EXERCISE INPUTS =
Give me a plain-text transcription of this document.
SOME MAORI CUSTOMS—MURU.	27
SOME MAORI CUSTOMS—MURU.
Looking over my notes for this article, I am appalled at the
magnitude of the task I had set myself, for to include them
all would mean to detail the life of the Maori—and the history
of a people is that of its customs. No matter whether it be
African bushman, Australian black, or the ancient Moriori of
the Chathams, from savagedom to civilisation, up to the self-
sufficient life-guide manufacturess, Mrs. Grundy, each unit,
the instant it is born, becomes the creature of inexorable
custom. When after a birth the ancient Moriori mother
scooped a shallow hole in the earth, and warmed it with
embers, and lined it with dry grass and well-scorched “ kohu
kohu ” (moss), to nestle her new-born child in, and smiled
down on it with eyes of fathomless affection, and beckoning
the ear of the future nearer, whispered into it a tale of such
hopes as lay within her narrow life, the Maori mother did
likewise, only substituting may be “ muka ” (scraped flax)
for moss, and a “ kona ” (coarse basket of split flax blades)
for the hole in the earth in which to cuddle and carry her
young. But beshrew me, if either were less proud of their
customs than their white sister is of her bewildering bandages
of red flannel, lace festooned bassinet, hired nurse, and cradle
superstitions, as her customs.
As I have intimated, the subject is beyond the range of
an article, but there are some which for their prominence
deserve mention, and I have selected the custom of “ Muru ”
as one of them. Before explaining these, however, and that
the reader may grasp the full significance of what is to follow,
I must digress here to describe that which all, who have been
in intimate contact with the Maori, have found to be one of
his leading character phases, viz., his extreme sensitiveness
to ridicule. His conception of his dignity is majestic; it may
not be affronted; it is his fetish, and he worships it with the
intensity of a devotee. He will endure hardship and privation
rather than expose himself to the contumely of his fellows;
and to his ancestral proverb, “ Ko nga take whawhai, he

WHAT TO DO = Quote each line of the data above exactly as written.

THE SOLUTION =
Give me a plain-text transcription of this document.
SOME MAORI CUSTOMS—MURU.	27
SOME MAORI CUSTOMS—MURU.
Looking over my notes for this article, I am appalled at the
magnitude of the task I had set myself, for to include them
all would mean to detail the life of the Maori—and the history
of a people is that of its customs. No matter whether it be
African bushman, Australian black, or the ancient Moriori of
the Chathams, from savagedom to civilisation, up to the self-
sufficient life-guide manufacturess, Mrs. Grundy, each unit,
the instant it is born, becomes the creature of inexorable
custom. When after a birth the ancient Moriori mother
scooped a shallow hole in the earth, and warmed it with
embers, and lined it with dry grass and well-scorched “ kohu
kohu ” (moss), to nestle her new-born child in, and smiled
down on it with eyes of fathomless affection, and beckoning
the ear of the future nearer, whispered into it a tale of such
hopes as lay within her narrow life, the Maori mother did
likewise, only substituting may be “ muka ” (scraped flax)
for moss, and a “ kona ” (coarse basket of split flax blades)
for the hole in the earth in which to cuddle and carry her
young. But beshrew me, if either were less proud of their
customs than their white sister is of her bewildering bandages
of red flannel, lace festooned bassinet, hired nurse, and cradle
superstitions, as her customs.
As I have intimated, the subject is beyond the range of
an article, but there are some which for their prominence
deserve mention, and I have selected the custom of “ Muru ”
as one of them. Before explaining these, however, and that
the reader may grasp the full significance of what is to follow,
I must digress here to describe that which all, who have been
in intimate contact with the Maori, have found to be one of
his leading character phases, viz., his extreme sensitiveness
to ridicule. His conception of his dignity is majestic; it may
not be affronted; it is his fetish, and he worships it with the
intensity of a devotee. He will endure hardship and privation
rather than expose himself to the contumely of his fellows;
and to his ancestral proverb, “ Ko nga take whawhai, he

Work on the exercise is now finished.